══ Record list

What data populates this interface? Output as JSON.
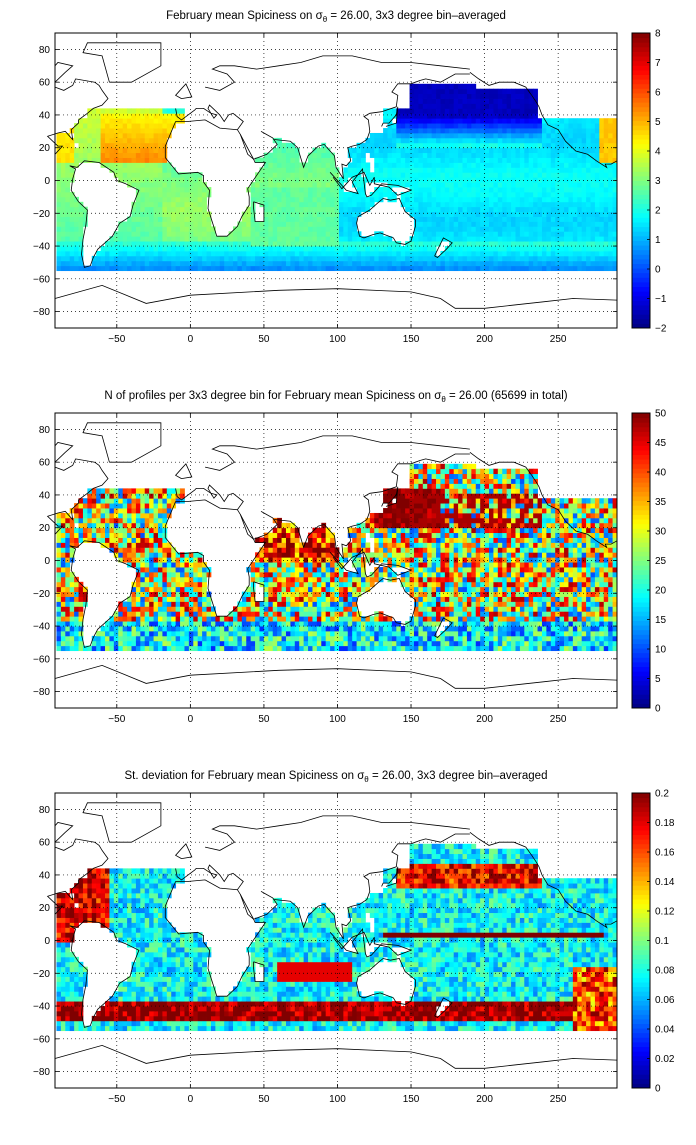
{
  "chart_data": [
    {
      "type": "heatmap",
      "title_parts": [
        "February mean Spiciness on σ",
        "θ",
        " = 26.00, 3x3 degree bin–averaged"
      ],
      "xlabel": "",
      "ylabel": "",
      "xlim": [
        -92,
        290
      ],
      "ylim": [
        -90,
        90
      ],
      "xticks": [
        -50,
        0,
        50,
        100,
        150,
        200,
        250
      ],
      "yticks": [
        80,
        60,
        40,
        20,
        0,
        -20,
        -40,
        -60,
        -80
      ],
      "grid": true,
      "colorbar": {
        "range": [
          -2,
          8
        ],
        "ticks": [
          8,
          7,
          6,
          5,
          4,
          3,
          2,
          1,
          0,
          -1,
          -2
        ]
      },
      "field": "spiciness"
    },
    {
      "type": "heatmap",
      "title_parts": [
        "N of profiles per 3x3 degree bin for February mean Spiciness on σ",
        "θ",
        " = 26.00 (65699 in total)"
      ],
      "xlabel": "",
      "ylabel": "",
      "xlim": [
        -92,
        290
      ],
      "ylim": [
        -90,
        90
      ],
      "xticks": [
        -50,
        0,
        50,
        100,
        150,
        200,
        250
      ],
      "yticks": [
        80,
        60,
        40,
        20,
        0,
        -20,
        -40,
        -60,
        -80
      ],
      "grid": true,
      "colorbar": {
        "range": [
          0,
          50
        ],
        "ticks": [
          50,
          45,
          40,
          35,
          30,
          25,
          20,
          15,
          10,
          5,
          0
        ]
      },
      "field": "count"
    },
    {
      "type": "heatmap",
      "title_parts": [
        "St. deviation for February mean Spiciness on σ",
        "θ",
        " = 26.00, 3x3 degree bin–averaged"
      ],
      "xlabel": "",
      "ylabel": "",
      "xlim": [
        -92,
        290
      ],
      "ylim": [
        -90,
        90
      ],
      "xticks": [
        -50,
        0,
        50,
        100,
        150,
        200,
        250
      ],
      "yticks": [
        80,
        60,
        40,
        20,
        0,
        -20,
        -40,
        -60,
        -80
      ],
      "grid": true,
      "colorbar": {
        "range": [
          0,
          0.2
        ],
        "ticks": [
          0.2,
          0.18,
          0.16,
          0.14,
          0.12,
          0.1,
          0.08,
          0.06,
          0.04,
          0.02,
          0
        ]
      },
      "field": "stddev"
    }
  ]
}
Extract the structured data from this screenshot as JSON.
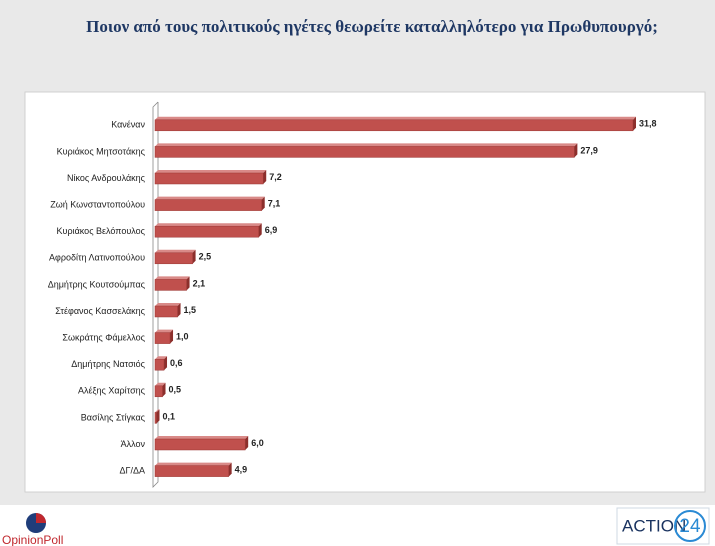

════

What needs to be done: Set each line of the records down exactly, leaving every picture out.

Solution for this task:
What data populates this interface? Output as JSON.
{
  "chart_data": [
    {
      "type": "heatmap",
      "title_parts": [
        "February mean Spiciness on σ",
        "θ",
        " = 26.00, 3x3 degree bin–averaged"
      ],
      "xlabel": "",
      "ylabel": "",
      "xlim": [
        -92,
        290
      ],
      "ylim": [
        -90,
        90
      ],
      "xticks": [
        -50,
        0,
        50,
        100,
        150,
        200,
        250
      ],
      "yticks": [
        80,
        60,
        40,
        20,
        0,
        -20,
        -40,
        -60,
        -80
      ],
      "grid": true,
      "colorbar": {
        "range": [
          -2,
          8
        ],
        "ticks": [
          8,
          7,
          6,
          5,
          4,
          3,
          2,
          1,
          0,
          -1,
          -2
        ]
      },
      "field": "spiciness"
    },
    {
      "type": "heatmap",
      "title_parts": [
        "N of profiles per 3x3 degree bin for February mean Spiciness on σ",
        "θ",
        " = 26.00 (65699 in total)"
      ],
      "xlabel": "",
      "ylabel": "",
      "xlim": [
        -92,
        290
      ],
      "ylim": [
        -90,
        90
      ],
      "xticks": [
        -50,
        0,
        50,
        100,
        150,
        200,
        250
      ],
      "yticks": [
        80,
        60,
        40,
        20,
        0,
        -20,
        -40,
        -60,
        -80
      ],
      "grid": true,
      "colorbar": {
        "range": [
          0,
          50
        ],
        "ticks": [
          50,
          45,
          40,
          35,
          30,
          25,
          20,
          15,
          10,
          5,
          0
        ]
      },
      "field": "count"
    },
    {
      "type": "heatmap",
      "title_parts": [
        "St. deviation for February mean Spiciness on σ",
        "θ",
        " = 26.00, 3x3 degree bin–averaged"
      ],
      "xlabel": "",
      "ylabel": "",
      "xlim": [
        -92,
        290
      ],
      "ylim": [
        -90,
        90
      ],
      "xticks": [
        -50,
        0,
        50,
        100,
        150,
        200,
        250
      ],
      "yticks": [
        80,
        60,
        40,
        20,
        0,
        -20,
        -40,
        -60,
        -80
      ],
      "grid": true,
      "colorbar": {
        "range": [
          0,
          0.2
        ],
        "ticks": [
          0.2,
          0.18,
          0.16,
          0.14,
          0.12,
          0.1,
          0.08,
          0.06,
          0.04,
          0.02,
          0
        ]
      },
      "field": "stddev"
    }
  ]
}
Extract the structured data from this screenshot as JSON.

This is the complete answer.